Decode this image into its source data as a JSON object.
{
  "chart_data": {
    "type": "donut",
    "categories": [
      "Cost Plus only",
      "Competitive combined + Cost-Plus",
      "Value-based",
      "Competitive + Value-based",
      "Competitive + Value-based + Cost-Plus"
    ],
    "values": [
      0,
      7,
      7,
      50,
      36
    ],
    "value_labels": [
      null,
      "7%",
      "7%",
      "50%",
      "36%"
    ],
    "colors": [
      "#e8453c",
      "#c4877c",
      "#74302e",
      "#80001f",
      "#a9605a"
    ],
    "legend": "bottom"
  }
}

□ □ □ □ □ □ □

INSTRUCTIONS TO FOLLOW: Make an exact copy of the records.

THE SOLUTION:
Decode this image into its source data as a JSON object.
{
  "chart_data": {
    "type": "donut",
    "categories": [
      "Cost Plus only",
      "Competitive combined + Cost-Plus",
      "Value-based",
      "Competitive + Value-based",
      "Competitive + Value-based + Cost-Plus"
    ],
    "values": [
      0,
      7,
      7,
      50,
      36
    ],
    "value_labels": [
      null,
      "7%",
      "7%",
      "50%",
      "36%"
    ],
    "colors": [
      "#e8453c",
      "#c4877c",
      "#74302e",
      "#80001f",
      "#a9605a"
    ],
    "legend": "bottom"
  }
}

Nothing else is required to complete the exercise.